**JOB:** State how many lines in the listing below include the word "fievres", and add nothing besides the number.

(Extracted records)
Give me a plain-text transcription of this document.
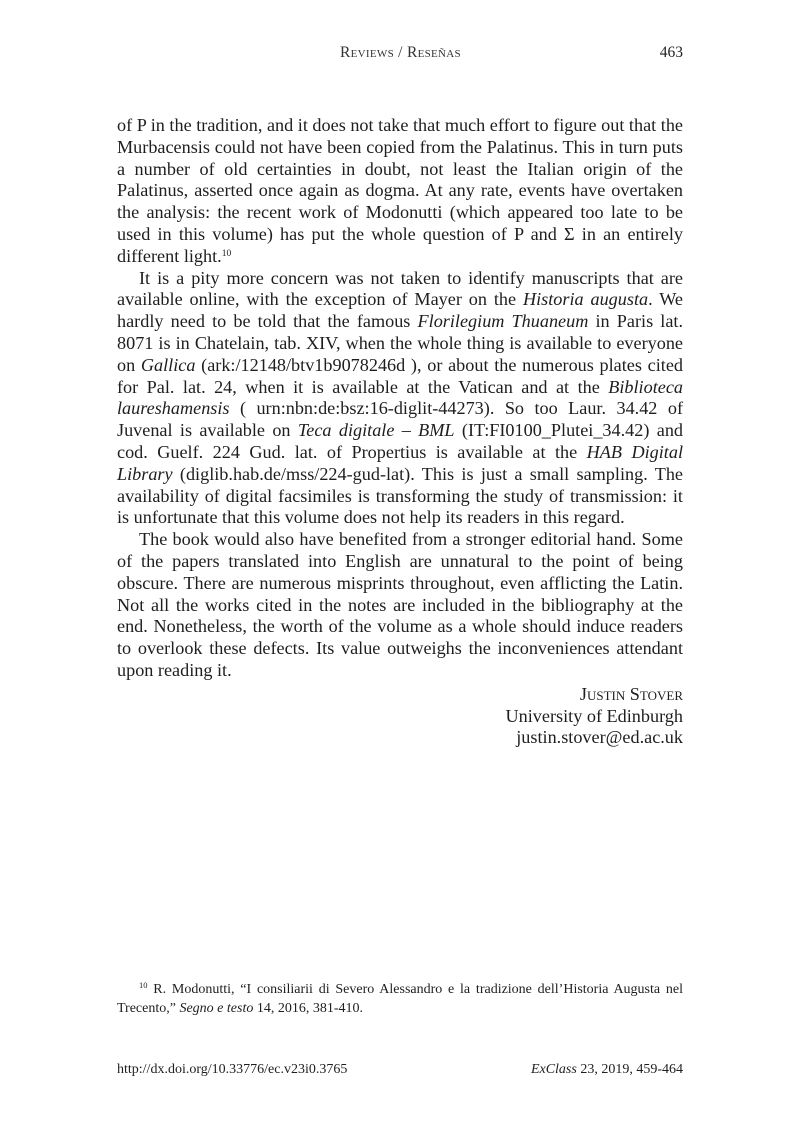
Reviews / Reseñas	463

of P in the tradition, and it does not take that much effort to figure out that the Murbacensis could not have been copied from the Palatinus. This in turn puts a number of old certainties in doubt, not least the Italian origin of the Palatinus, asserted once again as dogma. At any rate, events have overtaken the analysis: the recent work of Modonutti (which appeared too late to be used in this volume) has put the whole question of P and Σ in an entirely different light.$^{10}$

It is a pity more concern was not taken to identify manuscripts that are available online, with the exception of Mayer on the Historia augusta. We hardly need to be told that the famous Florilegium Thuaneum in Paris lat. 8071 is in Chatelain, tab. XIV, when the whole thing is available to everyone on Gallica (ark:/12148/btv1b9078246d ), or about the numerous plates cited for Pal. lat. 24, when it is available at the Vatican and at the Biblioteca laureshamensis ( urn:nbn:de:bsz:16-diglit-44273). So too Laur. 34.42 of Juvenal is available on Teca digitale – BML (IT:FI0100_Plutei_34.42) and cod. Guelf. 224 Gud. lat. of Propertius is available at the HAB Digital Library (diglib.hab.de/mss/224-gud-lat). This is just a small sampling. The availability of digital facsimiles is transforming the study of transmission: it is unfortunate that this volume does not help its readers in this regard.

The book would also have benefited from a stronger editorial hand. Some of the papers translated into English are unnatural to the point of being obscure. There are numerous misprints throughout, even afflicting the Latin. Not all the works cited in the notes are included in the bibliography at the end. Nonetheless, the worth of the volume as a whole should induce readers to overlook these defects. Its value outweighs the inconveniences attendant upon reading it.

Justin Stover
University of Edinburgh
justin.stover@ed.ac.uk

$^{10}$ R. Modonutti, “I consiliarii di Severo Alessandro e la tradizione dell’Historia Augusta nel Trecento,” Segno e testo 14, 2016, 381-410.

http://dx.doi.org/10.33776/ec.v23i0.3765	ExClass 23, 2019, 459-464
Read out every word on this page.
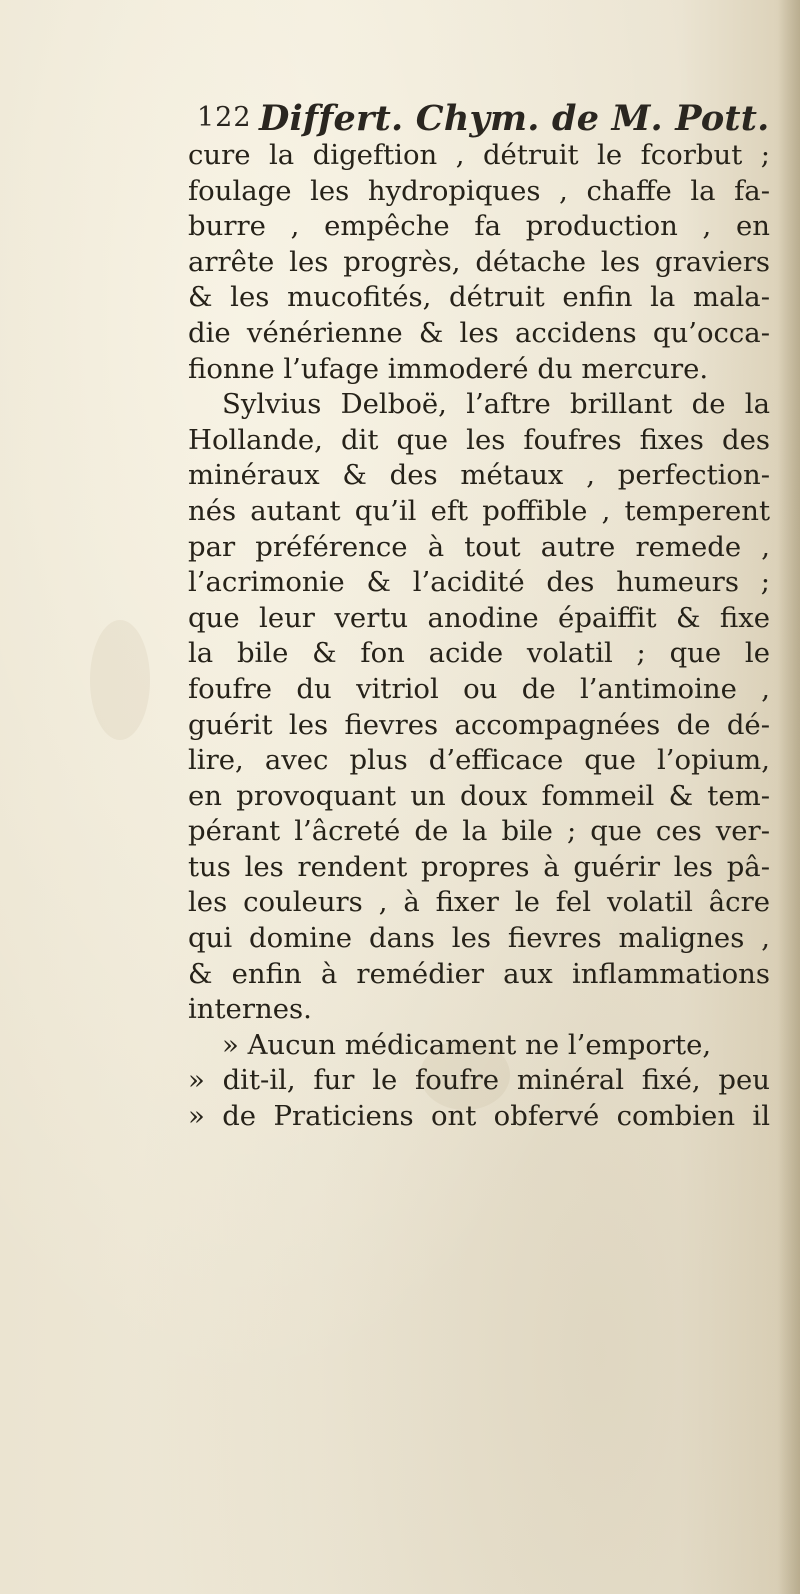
122 Differt. Chym. de M. Pott.
cure la digeftion , détruit le fcorbut ;
foulage les hydropiques , chaffe la fa-
burre , empêche fa production , en
arrête les progrès, détache les graviers
& les mucofités, détruit enfin la mala-
die vénérienne & les accidens qu’occa-
fionne l’ufage immoderé du mercure.
Sylvius Delboë, l’aftre brillant de la
Hollande, dit que les foufres fixes des
minéraux & des métaux , perfection-
nés autant qu’il eft poffible , temperent
par préférence à tout autre remede ,
l’acrimonie & l’acidité des humeurs ;
que leur vertu anodine épaiffit & fixe
la bile & fon acide volatil ; que le
foufre du vitriol ou de l’antimoine ,
guérit les fievres accompagnées de dé-
lire, avec plus d’efficace que l’opium,
en provoquant un doux fommeil & tem-
pérant l’âcreté de la bile ; que ces ver-
tus les rendent propres à guérir les pâ-
les couleurs , à fixer le fel volatil âcre
qui domine dans les fievres malignes ,
& enfin à remédier aux inflammations
internes.
» Aucun médicament ne l’emporte,
» dit-il, fur le foufre minéral fixé, peu
» de Praticiens ont obfervé combien il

**OUTPUT OF THE EXERCISE:** 2